--- Records ---

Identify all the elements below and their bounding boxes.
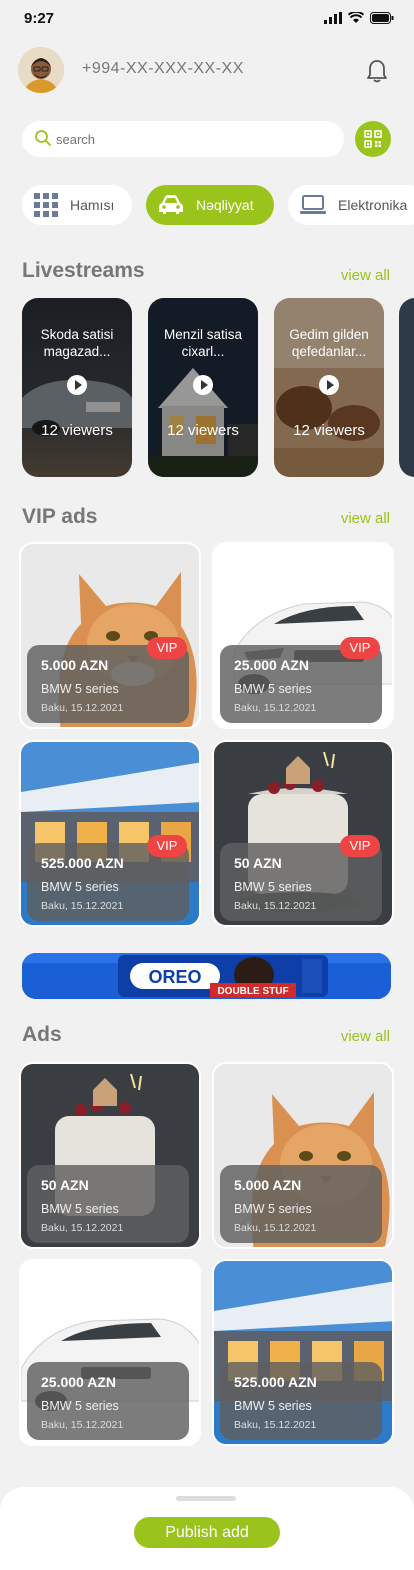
ad-info-panel: 525.000 AZN BMW 5 series Baku, 15.12.202…	[220, 1362, 382, 1440]
ad-title: BMW 5 series	[234, 1399, 312, 1413]
wifi-icon	[348, 12, 364, 23]
ad-info-panel: 25.000 AZN BMW 5 series Baku, 15.12.2021	[27, 1362, 189, 1440]
ad-price: 525.000 AZN	[234, 1374, 317, 1390]
vip-ads-view-all-link[interactable]: view all	[341, 510, 390, 527]
phone-number: +994-XX-XXX-XX-XX	[82, 60, 244, 77]
ad-location-date: Baku, 15.12.2021	[234, 1419, 317, 1431]
oreo-banner-image: OREO DOUBLE STUF	[22, 953, 391, 999]
category-label: Nəqliyyat	[196, 197, 254, 213]
ad-info-panel: 5.000 AZN BMW 5 series Baku, 15.12.2021	[220, 1165, 382, 1243]
search-bar	[22, 121, 344, 157]
ad-location-date: Baku, 15.12.2021	[41, 702, 124, 714]
ad-location-date: Baku, 15.12.2021	[234, 900, 317, 912]
car-icon	[159, 195, 183, 214]
ad-info-panel: 50 AZN BMW 5 series Baku, 15.12.2021	[27, 1165, 189, 1243]
ad-location-date: Baku, 15.12.2021	[41, 1222, 124, 1234]
category-label: Elektronika	[338, 197, 408, 213]
vip-ad-card[interactable]: 5.000 AZN BMW 5 series Baku, 15.12.2021 …	[19, 542, 201, 729]
bell-icon[interactable]	[366, 59, 388, 83]
promo-banner[interactable]: OREO DOUBLE STUF	[22, 953, 391, 999]
ad-location-date: Baku, 15.12.2021	[234, 702, 317, 714]
ad-price: 5.000 AZN	[234, 1177, 302, 1193]
avatar-image	[18, 47, 64, 93]
ad-card[interactable]: 5.000 AZN BMW 5 series Baku, 15.12.2021	[212, 1062, 394, 1249]
banner-brand: OREO	[148, 967, 201, 987]
vip-ad-card[interactable]: 50 AZN BMW 5 series Baku, 15.12.2021 VIP	[212, 740, 394, 927]
category-label: Hamısı	[70, 197, 115, 213]
battery-icon	[370, 12, 394, 24]
ad-title: BMW 5 series	[41, 682, 119, 696]
ad-card[interactable]: 525.000 AZN BMW 5 series Baku, 15.12.202…	[212, 1259, 394, 1446]
search-icon	[35, 130, 51, 146]
livestream-list: Skoda satisi magazad... 12 viewers Menzi…	[22, 298, 414, 478]
play-icon[interactable]	[193, 375, 213, 395]
ad-title: BMW 5 series	[41, 880, 119, 894]
ad-title: BMW 5 series	[234, 682, 312, 696]
ads-view-all-link[interactable]: view all	[341, 1028, 390, 1045]
ads-title: Ads	[22, 1023, 62, 1046]
search-input[interactable]	[56, 121, 336, 157]
laptop-icon	[300, 195, 326, 214]
drag-handle[interactable]	[176, 1496, 236, 1501]
livestream-viewers: 12 viewers	[167, 422, 239, 439]
livestream-card[interactable]: Skoda satisi magazad... 12 viewers	[22, 298, 132, 477]
play-icon[interactable]	[67, 375, 87, 395]
status-bar: 9:27	[0, 0, 414, 40]
vip-ad-card[interactable]: 525.000 AZN BMW 5 series Baku, 15.12.202…	[19, 740, 201, 927]
vip-ads-title: VIP ads	[22, 505, 98, 528]
ad-title: BMW 5 series	[41, 1202, 119, 1216]
play-icon[interactable]	[319, 375, 339, 395]
category-electronics[interactable]: Elektronika	[288, 185, 414, 225]
ad-price: 50 AZN	[234, 855, 282, 871]
signal-icon	[324, 12, 342, 24]
vip-badge: VIP	[147, 637, 187, 659]
status-icons	[324, 12, 394, 24]
category-transport[interactable]: Nəqliyyat	[146, 185, 274, 225]
livestream-viewers: 12 viewers	[41, 422, 113, 439]
livestreams-title: Livestreams	[22, 259, 145, 282]
avatar[interactable]	[18, 47, 64, 93]
livestream-title: Skoda satisi magazad...	[40, 327, 114, 359]
status-time: 9:27	[24, 10, 55, 27]
category-all[interactable]: Hamısı	[22, 185, 132, 225]
livestreams-view-all-link[interactable]: view all	[341, 267, 390, 284]
livestream-card[interactable]	[399, 298, 414, 477]
header: +994-XX-XXX-XX-XX	[18, 47, 396, 93]
ad-title: BMW 5 series	[234, 1202, 312, 1216]
vip-badge: VIP	[340, 637, 380, 659]
ad-price: 50 AZN	[41, 1177, 89, 1193]
ad-location-date: Baku, 15.12.2021	[41, 1419, 124, 1431]
grid-icon	[34, 193, 58, 217]
ad-price: 525.000 AZN	[41, 855, 124, 871]
livestream-title: Gedim gilden qefedanlar...	[289, 327, 369, 359]
vip-ad-card[interactable]: 25.000 AZN BMW 5 series Baku, 15.12.2021…	[212, 542, 394, 729]
bottom-sheet: Publish add	[0, 1487, 414, 1570]
livestream-card[interactable]: Gedim gilden qefedanlar... 12 viewers	[274, 298, 384, 477]
livestream-card[interactable]: Menzil satisa cixarl... 12 viewers	[148, 298, 258, 477]
qr-code-icon	[364, 130, 382, 148]
vip-badge: VIP	[340, 835, 380, 857]
banner-tagline: DOUBLE STUF	[217, 986, 288, 997]
ad-card[interactable]: 50 AZN BMW 5 series Baku, 15.12.2021	[19, 1062, 201, 1249]
ad-price: 25.000 AZN	[234, 657, 309, 673]
ad-title: BMW 5 series	[41, 1399, 119, 1413]
vip-badge: VIP	[147, 835, 187, 857]
livestream-title: Menzil satisa cixarl...	[163, 327, 243, 359]
ad-card[interactable]: 25.000 AZN BMW 5 series Baku, 15.12.2021	[19, 1259, 201, 1446]
publish-ad-button[interactable]: Publish add	[134, 1517, 280, 1548]
ad-title: BMW 5 series	[234, 880, 312, 894]
qr-scan-button[interactable]	[355, 121, 391, 157]
ad-price: 25.000 AZN	[41, 1374, 116, 1390]
livestream-viewers: 12 viewers	[293, 422, 365, 439]
ad-price: 5.000 AZN	[41, 657, 109, 673]
category-tabs: Hamısı Nəqliyyat Elektronika	[22, 185, 414, 225]
ad-location-date: Baku, 15.12.2021	[41, 900, 124, 912]
ad-location-date: Baku, 15.12.2021	[234, 1222, 317, 1234]
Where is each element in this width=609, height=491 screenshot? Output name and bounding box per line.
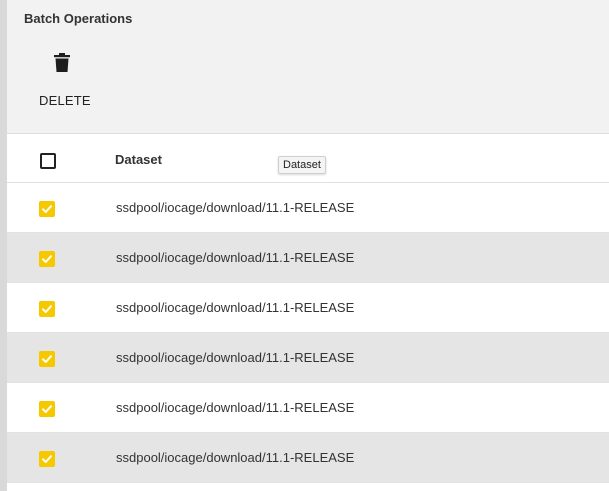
table-row[interactable]: ssdpool/iocage/download/11.1-RELEASE: [7, 383, 609, 433]
row-dataset-name: ssdpool/iocage/download/11.1-RELEASE: [116, 250, 355, 265]
delete-label: DELETE: [39, 93, 91, 108]
checkbox-checked-icon: [42, 205, 52, 213]
table-header: Dataset Dataset: [7, 134, 609, 183]
checkbox-checked-icon: [42, 405, 52, 413]
row-checkbox[interactable]: [39, 301, 55, 317]
batch-operations-panel: Batch Operations DELETE: [7, 0, 609, 134]
row-dataset-name: ssdpool/iocage/download/11.1-RELEASE: [116, 350, 355, 365]
table-body: ssdpool/iocage/download/11.1-RELEASE ssdp…: [7, 183, 609, 483]
dataset-table: Dataset Dataset ssdpool/iocage/download/…: [7, 134, 609, 483]
row-checkbox[interactable]: [39, 201, 55, 217]
delete-button[interactable]: DELETE: [33, 48, 97, 114]
row-dataset-name: ssdpool/iocage/download/11.1-RELEASE: [116, 200, 355, 215]
table-row[interactable]: ssdpool/iocage/download/11.1-RELEASE: [7, 283, 609, 333]
row-dataset-name: ssdpool/iocage/download/11.1-RELEASE: [116, 400, 355, 415]
column-header-dataset[interactable]: Dataset: [115, 152, 162, 167]
table-row[interactable]: ssdpool/iocage/download/11.1-RELEASE: [7, 433, 609, 483]
row-dataset-name: ssdpool/iocage/download/11.1-RELEASE: [116, 300, 355, 315]
tooltip: Dataset: [278, 156, 326, 174]
checkbox-checked-icon: [42, 455, 52, 463]
table-row[interactable]: ssdpool/iocage/download/11.1-RELEASE: [7, 333, 609, 383]
row-dataset-name: ssdpool/iocage/download/11.1-RELEASE: [116, 450, 355, 465]
row-checkbox[interactable]: [39, 401, 55, 417]
row-checkbox[interactable]: [39, 351, 55, 367]
checkbox-checked-icon: [42, 355, 52, 363]
checkbox-checked-icon: [42, 255, 52, 263]
row-checkbox[interactable]: [39, 251, 55, 267]
checkbox-checked-icon: [42, 305, 52, 313]
trash-icon: [54, 53, 70, 72]
select-all-checkbox[interactable]: [40, 153, 56, 169]
batch-operations-title: Batch Operations: [24, 11, 133, 26]
row-checkbox[interactable]: [39, 451, 55, 467]
table-row[interactable]: ssdpool/iocage/download/11.1-RELEASE: [7, 233, 609, 283]
left-rail: [0, 0, 7, 491]
table-row[interactable]: ssdpool/iocage/download/11.1-RELEASE: [7, 183, 609, 233]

---

§ What the exercise asks: Reproduce the lines of the records above verbatim, beginning with the line that contains "ad-info-panel: 525.000 AZN" and continuing through the line that contains "682, 119, 696]", with both of those lines included.

§ Complete answer:
ad-info-panel: 525.000 AZN BMW 5 series Baku, 15.12.202…	[220, 1362, 382, 1440]
ad-title: BMW 5 series	[234, 1399, 312, 1413]
wifi-icon	[348, 12, 364, 23]
ad-info-panel: 25.000 AZN BMW 5 series Baku, 15.12.2021	[27, 1362, 189, 1440]
ad-price: 525.000 AZN	[234, 1374, 317, 1390]
vip-ads-view-all-link[interactable]: view all	[341, 510, 390, 527]
phone-number: +994-XX-XXX-XX-XX	[82, 60, 244, 77]
ad-location-date: Baku, 15.12.2021	[234, 1419, 317, 1431]
oreo-banner-image: OREO DOUBLE STUF	[22, 953, 391, 999]
category-label: Nəqliyyat	[196, 197, 254, 213]
ad-info-panel: 5.000 AZN BMW 5 series Baku, 15.12.2021	[220, 1165, 382, 1243]
search-bar	[22, 121, 344, 157]
ad-location-date: Baku, 15.12.2021	[41, 702, 124, 714]
ad-location-date: Baku, 15.12.2021	[234, 900, 317, 912]
car-icon	[159, 195, 183, 214]
ad-info-panel: 50 AZN BMW 5 series Baku, 15.12.2021	[27, 1165, 189, 1243]
ad-location-date: Baku, 15.12.2021	[41, 1222, 124, 1234]
category-label: Elektronika	[338, 197, 408, 213]
vip-ad-card[interactable]: 5.000 AZN BMW 5 series Baku, 15.12.2021 …	[19, 542, 201, 729]
bell-icon[interactable]	[366, 59, 388, 83]
promo-banner[interactable]: OREO DOUBLE STUF	[22, 953, 391, 999]
ad-location-date: Baku, 15.12.2021	[234, 702, 317, 714]
ad-price: 5.000 AZN	[234, 1177, 302, 1193]
avatar-image	[18, 47, 64, 93]
ad-card[interactable]: 5.000 AZN BMW 5 series Baku, 15.12.2021	[212, 1062, 394, 1249]
banner-brand: OREO	[148, 967, 201, 987]
vip-ad-card[interactable]: 50 AZN BMW 5 series Baku, 15.12.2021 VIP	[212, 740, 394, 927]
category-label: Hamısı	[70, 197, 115, 213]
battery-icon	[370, 12, 394, 24]
ad-title: BMW 5 series	[41, 682, 119, 696]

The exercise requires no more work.